### Given data:
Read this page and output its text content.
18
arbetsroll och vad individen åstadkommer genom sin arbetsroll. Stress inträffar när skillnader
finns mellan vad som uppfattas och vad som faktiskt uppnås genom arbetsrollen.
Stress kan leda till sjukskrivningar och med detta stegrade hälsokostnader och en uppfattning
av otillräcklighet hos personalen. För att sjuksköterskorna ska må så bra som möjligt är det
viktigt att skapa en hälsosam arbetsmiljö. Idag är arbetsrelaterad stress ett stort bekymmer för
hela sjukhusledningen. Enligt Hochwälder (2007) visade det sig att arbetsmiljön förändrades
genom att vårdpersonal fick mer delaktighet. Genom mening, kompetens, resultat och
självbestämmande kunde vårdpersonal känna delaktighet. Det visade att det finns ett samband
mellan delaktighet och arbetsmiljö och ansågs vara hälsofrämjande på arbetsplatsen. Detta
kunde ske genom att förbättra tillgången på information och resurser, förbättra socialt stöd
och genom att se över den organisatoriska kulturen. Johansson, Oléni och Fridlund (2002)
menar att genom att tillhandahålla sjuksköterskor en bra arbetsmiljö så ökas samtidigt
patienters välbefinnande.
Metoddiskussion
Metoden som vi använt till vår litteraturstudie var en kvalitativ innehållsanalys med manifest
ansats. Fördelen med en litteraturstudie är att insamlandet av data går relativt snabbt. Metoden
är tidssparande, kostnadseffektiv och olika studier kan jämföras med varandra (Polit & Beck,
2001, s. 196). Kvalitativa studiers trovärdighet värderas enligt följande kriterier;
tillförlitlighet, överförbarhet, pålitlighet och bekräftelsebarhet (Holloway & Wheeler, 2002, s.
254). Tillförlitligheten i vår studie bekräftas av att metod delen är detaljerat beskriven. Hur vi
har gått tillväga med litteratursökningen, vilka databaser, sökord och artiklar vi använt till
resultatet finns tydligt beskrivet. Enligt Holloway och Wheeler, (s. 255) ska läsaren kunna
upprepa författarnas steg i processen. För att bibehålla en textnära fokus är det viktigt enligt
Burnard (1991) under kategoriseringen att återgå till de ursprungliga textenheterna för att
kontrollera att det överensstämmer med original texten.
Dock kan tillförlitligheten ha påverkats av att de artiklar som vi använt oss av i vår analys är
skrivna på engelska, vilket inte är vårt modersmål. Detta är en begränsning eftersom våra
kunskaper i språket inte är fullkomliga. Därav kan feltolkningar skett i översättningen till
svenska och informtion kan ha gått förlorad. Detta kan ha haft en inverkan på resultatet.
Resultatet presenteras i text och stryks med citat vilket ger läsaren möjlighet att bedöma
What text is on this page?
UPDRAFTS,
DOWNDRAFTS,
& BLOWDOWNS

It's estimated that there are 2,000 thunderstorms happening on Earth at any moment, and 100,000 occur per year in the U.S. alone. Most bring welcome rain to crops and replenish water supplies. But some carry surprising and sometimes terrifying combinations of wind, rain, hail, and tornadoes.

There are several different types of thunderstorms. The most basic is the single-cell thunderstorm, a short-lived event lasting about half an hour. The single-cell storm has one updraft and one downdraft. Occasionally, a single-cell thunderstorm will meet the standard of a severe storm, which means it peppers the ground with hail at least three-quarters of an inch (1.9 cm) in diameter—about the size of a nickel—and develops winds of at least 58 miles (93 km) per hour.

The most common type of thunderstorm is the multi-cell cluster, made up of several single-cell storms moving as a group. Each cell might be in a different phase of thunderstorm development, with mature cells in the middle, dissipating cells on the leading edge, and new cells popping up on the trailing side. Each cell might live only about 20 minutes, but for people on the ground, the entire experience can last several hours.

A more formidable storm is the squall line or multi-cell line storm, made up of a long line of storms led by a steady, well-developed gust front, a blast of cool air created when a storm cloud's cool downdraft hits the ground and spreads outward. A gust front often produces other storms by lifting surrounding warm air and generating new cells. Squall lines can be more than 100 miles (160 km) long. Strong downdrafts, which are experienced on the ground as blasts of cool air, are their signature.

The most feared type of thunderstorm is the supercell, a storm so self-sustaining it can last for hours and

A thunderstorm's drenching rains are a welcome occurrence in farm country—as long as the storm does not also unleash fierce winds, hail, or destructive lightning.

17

### Your task:
The lines you need are those containing "läsaren"; find them in the records and copy them.

### Exercise output:
resultatet finns tydligt beskrivet. Enligt Holloway och Wheeler, (s. 255) ska läsaren kunna
Resultatet presenteras i text och stryks med citat vilket ger läsaren möjlighet att bedöma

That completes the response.